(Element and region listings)
######

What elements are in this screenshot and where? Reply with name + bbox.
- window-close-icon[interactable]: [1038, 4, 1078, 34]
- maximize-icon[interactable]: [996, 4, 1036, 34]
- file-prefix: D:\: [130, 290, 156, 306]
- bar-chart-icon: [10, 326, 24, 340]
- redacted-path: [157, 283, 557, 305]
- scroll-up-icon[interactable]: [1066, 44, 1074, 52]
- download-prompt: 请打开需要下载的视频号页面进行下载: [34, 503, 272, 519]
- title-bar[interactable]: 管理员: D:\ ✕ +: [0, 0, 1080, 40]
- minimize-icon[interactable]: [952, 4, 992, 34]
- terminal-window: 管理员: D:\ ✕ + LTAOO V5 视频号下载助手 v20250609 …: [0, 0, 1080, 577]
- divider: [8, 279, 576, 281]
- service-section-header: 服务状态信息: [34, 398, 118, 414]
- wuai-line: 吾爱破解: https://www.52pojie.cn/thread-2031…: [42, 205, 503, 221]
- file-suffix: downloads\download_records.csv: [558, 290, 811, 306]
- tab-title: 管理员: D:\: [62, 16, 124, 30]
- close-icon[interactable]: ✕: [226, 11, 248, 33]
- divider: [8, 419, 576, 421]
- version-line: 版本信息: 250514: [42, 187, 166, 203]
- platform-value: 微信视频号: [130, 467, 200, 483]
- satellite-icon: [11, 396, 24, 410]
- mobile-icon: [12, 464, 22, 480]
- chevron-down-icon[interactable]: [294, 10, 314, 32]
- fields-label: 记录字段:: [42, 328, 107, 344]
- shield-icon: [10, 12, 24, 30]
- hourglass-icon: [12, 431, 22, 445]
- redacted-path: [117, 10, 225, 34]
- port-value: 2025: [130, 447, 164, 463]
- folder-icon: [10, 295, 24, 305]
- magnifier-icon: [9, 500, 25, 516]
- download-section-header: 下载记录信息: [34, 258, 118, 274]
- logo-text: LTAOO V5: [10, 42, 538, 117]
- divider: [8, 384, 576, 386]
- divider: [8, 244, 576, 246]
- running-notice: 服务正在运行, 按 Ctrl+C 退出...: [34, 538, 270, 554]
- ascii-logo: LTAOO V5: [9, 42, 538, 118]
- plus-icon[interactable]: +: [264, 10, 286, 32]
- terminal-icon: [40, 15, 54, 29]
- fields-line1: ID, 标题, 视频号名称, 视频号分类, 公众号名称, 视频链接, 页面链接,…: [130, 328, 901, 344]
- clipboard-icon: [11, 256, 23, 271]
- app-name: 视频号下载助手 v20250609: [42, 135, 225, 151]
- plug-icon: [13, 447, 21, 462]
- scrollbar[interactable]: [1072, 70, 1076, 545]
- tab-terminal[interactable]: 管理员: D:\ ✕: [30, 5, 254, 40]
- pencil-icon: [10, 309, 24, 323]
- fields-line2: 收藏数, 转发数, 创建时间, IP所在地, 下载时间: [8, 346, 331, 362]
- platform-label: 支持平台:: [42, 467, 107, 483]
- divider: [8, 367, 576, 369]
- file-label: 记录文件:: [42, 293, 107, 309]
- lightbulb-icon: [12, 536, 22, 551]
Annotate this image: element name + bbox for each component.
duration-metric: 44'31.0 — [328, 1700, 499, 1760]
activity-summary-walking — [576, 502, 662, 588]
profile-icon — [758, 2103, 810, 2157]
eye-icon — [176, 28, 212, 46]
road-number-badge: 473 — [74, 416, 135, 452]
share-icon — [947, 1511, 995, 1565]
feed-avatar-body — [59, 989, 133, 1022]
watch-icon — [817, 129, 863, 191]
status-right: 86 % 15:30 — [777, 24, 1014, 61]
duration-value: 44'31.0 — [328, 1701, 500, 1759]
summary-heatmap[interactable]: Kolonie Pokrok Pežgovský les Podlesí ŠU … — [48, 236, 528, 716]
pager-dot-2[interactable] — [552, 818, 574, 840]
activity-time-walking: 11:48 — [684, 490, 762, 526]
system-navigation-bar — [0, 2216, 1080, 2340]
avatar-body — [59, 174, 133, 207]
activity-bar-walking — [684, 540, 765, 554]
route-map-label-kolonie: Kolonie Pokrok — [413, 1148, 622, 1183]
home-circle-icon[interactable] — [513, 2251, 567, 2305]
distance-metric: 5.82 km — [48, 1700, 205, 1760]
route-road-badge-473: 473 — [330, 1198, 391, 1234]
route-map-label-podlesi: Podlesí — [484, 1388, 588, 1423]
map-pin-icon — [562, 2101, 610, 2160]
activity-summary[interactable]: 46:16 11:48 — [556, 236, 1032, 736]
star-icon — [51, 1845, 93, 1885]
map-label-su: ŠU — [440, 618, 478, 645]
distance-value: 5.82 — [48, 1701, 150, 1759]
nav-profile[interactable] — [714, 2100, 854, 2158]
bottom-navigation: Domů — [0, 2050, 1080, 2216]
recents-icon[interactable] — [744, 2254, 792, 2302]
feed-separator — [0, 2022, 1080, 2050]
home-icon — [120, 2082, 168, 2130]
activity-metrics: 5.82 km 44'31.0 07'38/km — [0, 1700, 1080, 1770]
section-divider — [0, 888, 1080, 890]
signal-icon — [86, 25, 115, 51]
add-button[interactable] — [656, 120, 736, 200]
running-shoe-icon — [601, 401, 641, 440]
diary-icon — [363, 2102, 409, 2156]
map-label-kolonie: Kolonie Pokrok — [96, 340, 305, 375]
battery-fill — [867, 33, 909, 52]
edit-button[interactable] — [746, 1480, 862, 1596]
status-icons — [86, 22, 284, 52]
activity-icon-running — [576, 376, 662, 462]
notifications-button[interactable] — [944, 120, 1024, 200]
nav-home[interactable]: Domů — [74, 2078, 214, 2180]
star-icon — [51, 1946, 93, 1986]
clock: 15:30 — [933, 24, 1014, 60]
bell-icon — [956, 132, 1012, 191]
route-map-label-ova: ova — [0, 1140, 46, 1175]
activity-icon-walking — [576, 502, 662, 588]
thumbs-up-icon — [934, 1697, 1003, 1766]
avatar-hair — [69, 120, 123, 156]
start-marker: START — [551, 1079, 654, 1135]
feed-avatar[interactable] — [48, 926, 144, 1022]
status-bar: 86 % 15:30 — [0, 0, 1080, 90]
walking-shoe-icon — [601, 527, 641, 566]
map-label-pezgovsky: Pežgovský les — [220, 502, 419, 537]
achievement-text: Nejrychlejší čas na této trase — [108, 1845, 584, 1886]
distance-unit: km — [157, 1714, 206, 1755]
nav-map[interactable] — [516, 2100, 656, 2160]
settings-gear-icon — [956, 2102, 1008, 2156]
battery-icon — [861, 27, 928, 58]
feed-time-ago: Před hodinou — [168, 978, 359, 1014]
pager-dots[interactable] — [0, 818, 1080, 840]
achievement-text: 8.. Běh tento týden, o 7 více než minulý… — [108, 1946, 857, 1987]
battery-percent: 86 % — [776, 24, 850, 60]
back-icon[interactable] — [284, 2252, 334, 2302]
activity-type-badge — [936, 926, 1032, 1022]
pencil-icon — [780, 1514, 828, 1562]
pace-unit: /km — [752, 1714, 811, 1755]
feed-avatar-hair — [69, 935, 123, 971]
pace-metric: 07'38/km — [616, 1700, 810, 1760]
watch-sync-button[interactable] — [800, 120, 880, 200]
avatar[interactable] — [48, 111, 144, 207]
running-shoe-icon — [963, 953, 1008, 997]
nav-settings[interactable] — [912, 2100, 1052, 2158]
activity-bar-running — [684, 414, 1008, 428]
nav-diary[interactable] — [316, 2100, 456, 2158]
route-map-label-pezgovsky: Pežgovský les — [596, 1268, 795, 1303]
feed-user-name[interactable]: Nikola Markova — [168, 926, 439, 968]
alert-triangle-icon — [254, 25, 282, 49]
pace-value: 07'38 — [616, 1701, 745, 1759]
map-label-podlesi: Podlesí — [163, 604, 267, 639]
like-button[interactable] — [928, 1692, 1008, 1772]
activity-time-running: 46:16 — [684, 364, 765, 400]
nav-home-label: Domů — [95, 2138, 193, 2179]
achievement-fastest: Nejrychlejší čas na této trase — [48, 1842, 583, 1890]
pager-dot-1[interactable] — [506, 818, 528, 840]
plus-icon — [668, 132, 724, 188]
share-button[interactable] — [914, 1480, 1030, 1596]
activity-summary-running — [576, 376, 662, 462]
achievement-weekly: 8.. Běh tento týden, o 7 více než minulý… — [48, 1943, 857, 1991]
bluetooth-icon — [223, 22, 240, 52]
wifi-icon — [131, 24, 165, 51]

######

#### The request:
Recast the lines from the very start of the entries through the line containing "- file-prefix: D:\: [130, 290, 156, 306]" as a Markdown table. Use the column "Row" for the row number and the column "Text" for the line, and leave out blank lines.

#### Exercise solution:
| Row | Text |
|---|---|
| 1 | What elements are in this screenshot and where? Reply with name + bbox. |
| 2 | - window-close-icon[interactable]: [1038, 4, 1078, 34] |
| 3 | - maximize-icon[interactable]: [996, 4, 1036, 34] |
| 4 | - file-prefix: D:\: [130, 290, 156, 306] |